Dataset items
..............................
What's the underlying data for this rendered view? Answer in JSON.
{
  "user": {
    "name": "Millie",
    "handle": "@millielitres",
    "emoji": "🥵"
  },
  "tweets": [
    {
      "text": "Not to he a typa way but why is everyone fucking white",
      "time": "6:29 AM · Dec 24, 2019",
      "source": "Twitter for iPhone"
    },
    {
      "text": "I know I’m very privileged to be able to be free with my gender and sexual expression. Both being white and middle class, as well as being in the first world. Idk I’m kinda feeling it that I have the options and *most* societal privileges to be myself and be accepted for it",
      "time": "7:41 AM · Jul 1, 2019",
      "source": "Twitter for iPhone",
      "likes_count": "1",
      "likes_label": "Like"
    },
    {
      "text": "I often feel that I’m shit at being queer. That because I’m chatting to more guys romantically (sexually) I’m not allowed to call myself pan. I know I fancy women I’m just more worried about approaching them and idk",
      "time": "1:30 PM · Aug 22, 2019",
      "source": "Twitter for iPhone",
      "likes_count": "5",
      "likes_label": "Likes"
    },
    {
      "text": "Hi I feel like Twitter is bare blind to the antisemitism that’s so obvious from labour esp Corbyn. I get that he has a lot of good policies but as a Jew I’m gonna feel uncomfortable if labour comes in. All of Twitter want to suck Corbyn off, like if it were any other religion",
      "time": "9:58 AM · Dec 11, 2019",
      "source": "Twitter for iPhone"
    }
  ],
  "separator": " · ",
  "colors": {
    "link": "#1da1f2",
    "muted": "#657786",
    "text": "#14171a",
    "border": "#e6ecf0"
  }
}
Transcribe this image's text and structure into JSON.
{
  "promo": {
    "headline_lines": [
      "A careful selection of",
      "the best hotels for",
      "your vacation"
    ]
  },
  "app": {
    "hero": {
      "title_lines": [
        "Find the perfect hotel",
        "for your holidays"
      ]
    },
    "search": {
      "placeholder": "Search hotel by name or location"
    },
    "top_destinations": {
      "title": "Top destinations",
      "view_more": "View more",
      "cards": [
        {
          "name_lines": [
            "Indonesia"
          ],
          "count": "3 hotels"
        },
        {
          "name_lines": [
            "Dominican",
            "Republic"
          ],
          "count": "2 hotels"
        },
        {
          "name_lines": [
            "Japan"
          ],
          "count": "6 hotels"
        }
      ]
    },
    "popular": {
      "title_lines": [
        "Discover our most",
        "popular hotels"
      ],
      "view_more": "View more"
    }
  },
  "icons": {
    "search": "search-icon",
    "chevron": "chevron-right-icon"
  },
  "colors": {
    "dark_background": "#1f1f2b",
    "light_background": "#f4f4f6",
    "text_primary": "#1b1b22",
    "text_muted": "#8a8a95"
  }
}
..............................
### Description of the task
Each line of the material above needs to be quoted exactly, please.

### Result below
What's the underlying data for this rendered view? Answer in JSON.
{
  "user": {
    "name": "Millie",
    "handle": "@millielitres",
    "emoji": "🥵"
  },
  "tweets": [
    {
      "text": "Not to he a typa way but why is everyone fucking white",
      "time": "6:29 AM · Dec 24, 2019",
      "source": "Twitter for iPhone"
    },
    {
      "text": "I know I’m very privileged to be able to be free with my gender and sexual expression. Both being white and middle class, as well as being in the first world. Idk I’m kinda feeling it that I have the options and *most* societal privileges to be myself and be accepted for it",
      "time": "7:41 AM · Jul 1, 2019",
      "source": "Twitter for iPhone",
      "likes_count": "1",
      "likes_label": "Like"
    },
    {
      "text": "I often feel that I’m shit at being queer. That because I’m chatting to more guys romantically (sexually) I’m not allowed to call myself pan. I know I fancy women I’m just more worried about approaching them and idk",
      "time": "1:30 PM · Aug 22, 2019",
      "source": "Twitter for iPhone",
      "likes_count": "5",
      "likes_label": "Likes"
    },
    {
      "text": "Hi I feel like Twitter is bare blind to the antisemitism that’s so obvious from labour esp Corbyn. I get that he has a lot of good policies but as a Jew I’m gonna feel uncomfortable if labour comes in. All of Twitter want to suck Corbyn off, like if it were any other religion",
      "time": "9:58 AM · Dec 11, 2019",
      "source": "Twitter for iPhone"
    }
  ],
  "separator": " · ",
  "colors": {
    "link": "#1da1f2",
    "muted": "#657786",
    "text": "#14171a",
    "border": "#e6ecf0"
  }
}
Transcribe this image's text and structure into JSON.
{
  "promo": {
    "headline_lines": [
      "A careful selection of",
      "the best hotels for",
      "your vacation"
    ]
  },
  "app": {
    "hero": {
      "title_lines": [
        "Find the perfect hotel",
        "for your holidays"
      ]
    },
    "search": {
      "placeholder": "Search hotel by name or location"
    },
    "top_destinations": {
      "title": "Top destinations",
      "view_more": "View more",
      "cards": [
        {
          "name_lines": [
            "Indonesia"
          ],
          "count": "3 hotels"
        },
        {
          "name_lines": [
            "Dominican",
            "Republic"
          ],
          "count": "2 hotels"
        },
        {
          "name_lines": [
            "Japan"
          ],
          "count": "6 hotels"
        }
      ]
    },
    "popular": {
      "title_lines": [
        "Discover our most",
        "popular hotels"
      ],
      "view_more": "View more"
    }
  },
  "icons": {
    "search": "search-icon",
    "chevron": "chevron-right-icon"
  },
  "colors": {
    "dark_background": "#1f1f2b",
    "light_background": "#f4f4f6",
    "text_primary": "#1b1b22",
    "text_muted": "#8a8a95"
  }
}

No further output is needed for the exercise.